• [BRIEF]:
Reproduce the listing below without any change.

..........

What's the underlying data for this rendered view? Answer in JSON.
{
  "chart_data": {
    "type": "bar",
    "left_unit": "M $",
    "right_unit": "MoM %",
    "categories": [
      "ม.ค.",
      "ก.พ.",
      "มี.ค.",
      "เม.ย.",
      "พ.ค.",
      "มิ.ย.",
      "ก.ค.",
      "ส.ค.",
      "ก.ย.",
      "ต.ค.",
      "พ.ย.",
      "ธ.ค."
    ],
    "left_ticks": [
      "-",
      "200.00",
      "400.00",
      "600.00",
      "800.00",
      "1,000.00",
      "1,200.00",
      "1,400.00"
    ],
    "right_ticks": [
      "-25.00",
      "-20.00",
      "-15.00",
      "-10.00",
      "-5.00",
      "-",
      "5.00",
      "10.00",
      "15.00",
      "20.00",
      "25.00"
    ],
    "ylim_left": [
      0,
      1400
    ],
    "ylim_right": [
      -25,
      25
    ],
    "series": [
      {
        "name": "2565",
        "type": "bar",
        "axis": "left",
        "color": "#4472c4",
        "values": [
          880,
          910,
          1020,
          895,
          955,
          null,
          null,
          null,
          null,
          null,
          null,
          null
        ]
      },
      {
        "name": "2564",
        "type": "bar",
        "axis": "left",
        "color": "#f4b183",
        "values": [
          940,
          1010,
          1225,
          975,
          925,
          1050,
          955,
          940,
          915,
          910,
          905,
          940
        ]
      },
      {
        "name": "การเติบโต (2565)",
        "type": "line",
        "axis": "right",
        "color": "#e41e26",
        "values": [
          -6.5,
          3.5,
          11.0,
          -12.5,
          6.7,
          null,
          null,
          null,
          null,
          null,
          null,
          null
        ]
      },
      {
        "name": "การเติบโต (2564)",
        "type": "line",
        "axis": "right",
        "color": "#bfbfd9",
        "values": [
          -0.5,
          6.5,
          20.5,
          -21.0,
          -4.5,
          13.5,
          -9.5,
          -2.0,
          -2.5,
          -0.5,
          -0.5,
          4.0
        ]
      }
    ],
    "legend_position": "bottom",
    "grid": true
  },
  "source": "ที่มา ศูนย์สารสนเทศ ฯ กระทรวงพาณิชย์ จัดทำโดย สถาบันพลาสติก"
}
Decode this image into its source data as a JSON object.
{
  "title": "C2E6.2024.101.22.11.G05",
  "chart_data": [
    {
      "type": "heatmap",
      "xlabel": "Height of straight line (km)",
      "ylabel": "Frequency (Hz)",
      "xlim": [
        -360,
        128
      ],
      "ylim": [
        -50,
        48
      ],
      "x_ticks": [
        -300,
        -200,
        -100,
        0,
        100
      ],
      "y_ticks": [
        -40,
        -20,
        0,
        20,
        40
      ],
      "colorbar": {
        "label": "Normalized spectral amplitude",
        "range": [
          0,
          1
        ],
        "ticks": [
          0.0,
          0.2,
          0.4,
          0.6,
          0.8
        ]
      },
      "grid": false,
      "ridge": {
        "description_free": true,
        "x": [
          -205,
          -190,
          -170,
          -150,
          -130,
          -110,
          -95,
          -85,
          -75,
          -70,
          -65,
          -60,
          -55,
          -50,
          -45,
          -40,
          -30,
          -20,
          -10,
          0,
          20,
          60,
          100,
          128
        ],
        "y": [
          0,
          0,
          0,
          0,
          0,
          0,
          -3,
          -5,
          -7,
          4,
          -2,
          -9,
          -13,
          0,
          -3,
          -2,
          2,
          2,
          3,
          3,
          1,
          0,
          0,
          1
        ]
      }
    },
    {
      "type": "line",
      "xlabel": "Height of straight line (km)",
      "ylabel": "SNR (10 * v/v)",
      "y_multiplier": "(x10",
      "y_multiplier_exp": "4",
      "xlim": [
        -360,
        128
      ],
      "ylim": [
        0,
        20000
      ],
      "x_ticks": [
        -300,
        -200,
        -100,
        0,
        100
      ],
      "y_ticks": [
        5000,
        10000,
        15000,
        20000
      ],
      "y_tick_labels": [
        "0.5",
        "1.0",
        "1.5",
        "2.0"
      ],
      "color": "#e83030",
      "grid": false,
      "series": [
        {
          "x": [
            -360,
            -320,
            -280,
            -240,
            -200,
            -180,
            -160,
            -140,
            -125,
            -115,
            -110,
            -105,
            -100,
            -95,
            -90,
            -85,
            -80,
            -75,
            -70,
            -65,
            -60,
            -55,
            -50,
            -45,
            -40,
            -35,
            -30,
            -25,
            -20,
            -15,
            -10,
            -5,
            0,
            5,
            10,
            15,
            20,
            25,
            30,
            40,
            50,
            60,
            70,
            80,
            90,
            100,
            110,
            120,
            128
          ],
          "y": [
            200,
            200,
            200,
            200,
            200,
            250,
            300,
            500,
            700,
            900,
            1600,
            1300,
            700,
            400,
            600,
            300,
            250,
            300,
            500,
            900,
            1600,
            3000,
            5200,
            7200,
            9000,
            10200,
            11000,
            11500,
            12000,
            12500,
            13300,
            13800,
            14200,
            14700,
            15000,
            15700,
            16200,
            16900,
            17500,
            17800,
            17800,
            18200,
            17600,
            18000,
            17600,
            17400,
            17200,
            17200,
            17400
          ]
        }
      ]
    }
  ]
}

..........

• [PROBLEM SOLUTION]:
What's the underlying data for this rendered view? Answer in JSON.
{
  "chart_data": {
    "type": "bar",
    "left_unit": "M $",
    "right_unit": "MoM %",
    "categories": [
      "ม.ค.",
      "ก.พ.",
      "มี.ค.",
      "เม.ย.",
      "พ.ค.",
      "มิ.ย.",
      "ก.ค.",
      "ส.ค.",
      "ก.ย.",
      "ต.ค.",
      "พ.ย.",
      "ธ.ค."
    ],
    "left_ticks": [
      "-",
      "200.00",
      "400.00",
      "600.00",
      "800.00",
      "1,000.00",
      "1,200.00",
      "1,400.00"
    ],
    "right_ticks": [
      "-25.00",
      "-20.00",
      "-15.00",
      "-10.00",
      "-5.00",
      "-",
      "5.00",
      "10.00",
      "15.00",
      "20.00",
      "25.00"
    ],
    "ylim_left": [
      0,
      1400
    ],
    "ylim_right": [
      -25,
      25
    ],
    "series": [
      {
        "name": "2565",
        "type": "bar",
        "axis": "left",
        "color": "#4472c4",
        "values": [
          880,
          910,
          1020,
          895,
          955,
          null,
          null,
          null,
          null,
          null,
          null,
          null
        ]
      },
      {
        "name": "2564",
        "type": "bar",
        "axis": "left",
        "color": "#f4b183",
        "values": [
          940,
          1010,
          1225,
          975,
          925,
          1050,
          955,
          940,
          915,
          910,
          905,
          940
        ]
      },
      {
        "name": "การเติบโต (2565)",
        "type": "line",
        "axis": "right",
        "color": "#e41e26",
        "values": [
          -6.5,
          3.5,
          11.0,
          -12.5,
          6.7,
          null,
          null,
          null,
          null,
          null,
          null,
          null
        ]
      },
      {
        "name": "การเติบโต (2564)",
        "type": "line",
        "axis": "right",
        "color": "#bfbfd9",
        "values": [
          -0.5,
          6.5,
          20.5,
          -21.0,
          -4.5,
          13.5,
          -9.5,
          -2.0,
          -2.5,
          -0.5,
          -0.5,
          4.0
        ]
      }
    ],
    "legend_position": "bottom",
    "grid": true
  },
  "source": "ที่มา ศูนย์สารสนเทศ ฯ กระทรวงพาณิชย์ จัดทำโดย สถาบันพลาสติก"
}
Decode this image into its source data as a JSON object.
{
  "title": "C2E6.2024.101.22.11.G05",
  "chart_data": [
    {
      "type": "heatmap",
      "xlabel": "Height of straight line (km)",
      "ylabel": "Frequency (Hz)",
      "xlim": [
        -360,
        128
      ],
      "ylim": [
        -50,
        48
      ],
      "x_ticks": [
        -300,
        -200,
        -100,
        0,
        100
      ],
      "y_ticks": [
        -40,
        -20,
        0,
        20,
        40
      ],
      "colorbar": {
        "label": "Normalized spectral amplitude",
        "range": [
          0,
          1
        ],
        "ticks": [
          0.0,
          0.2,
          0.4,
          0.6,
          0.8
        ]
      },
      "grid": false,
      "ridge": {
        "description_free": true,
        "x": [
          -205,
          -190,
          -170,
          -150,
          -130,
          -110,
          -95,
          -85,
          -75,
          -70,
          -65,
          -60,
          -55,
          -50,
          -45,
          -40,
          -30,
          -20,
          -10,
          0,
          20,
          60,
          100,
          128
        ],
        "y": [
          0,
          0,
          0,
          0,
          0,
          0,
          -3,
          -5,
          -7,
          4,
          -2,
          -9,
          -13,
          0,
          -3,
          -2,
          2,
          2,
          3,
          3,
          1,
          0,
          0,
          1
        ]
      }
    },
    {
      "type": "line",
      "xlabel": "Height of straight line (km)",
      "ylabel": "SNR (10 * v/v)",
      "y_multiplier": "(x10",
      "y_multiplier_exp": "4",
      "xlim": [
        -360,
        128
      ],
      "ylim": [
        0,
        20000
      ],
      "x_ticks": [
        -300,
        -200,
        -100,
        0,
        100
      ],
      "y_ticks": [
        5000,
        10000,
        15000,
        20000
      ],
      "y_tick_labels": [
        "0.5",
        "1.0",
        "1.5",
        "2.0"
      ],
      "color": "#e83030",
      "grid": false,
      "series": [
        {
          "x": [
            -360,
            -320,
            -280,
            -240,
            -200,
            -180,
            -160,
            -140,
            -125,
            -115,
            -110,
            -105,
            -100,
            -95,
            -90,
            -85,
            -80,
            -75,
            -70,
            -65,
            -60,
            -55,
            -50,
            -45,
            -40,
            -35,
            -30,
            -25,
            -20,
            -15,
            -10,
            -5,
            0,
            5,
            10,
            15,
            20,
            25,
            30,
            40,
            50,
            60,
            70,
            80,
            90,
            100,
            110,
            120,
            128
          ],
          "y": [
            200,
            200,
            200,
            200,
            200,
            250,
            300,
            500,
            700,
            900,
            1600,
            1300,
            700,
            400,
            600,
            300,
            250,
            300,
            500,
            900,
            1600,
            3000,
            5200,
            7200,
            9000,
            10200,
            11000,
            11500,
            12000,
            12500,
            13300,
            13800,
            14200,
            14700,
            15000,
            15700,
            16200,
            16900,
            17500,
            17800,
            17800,
            18200,
            17600,
            18000,
            17600,
            17400,
            17200,
            17200,
            17400
          ]
        }
      ]
    }
  ]
}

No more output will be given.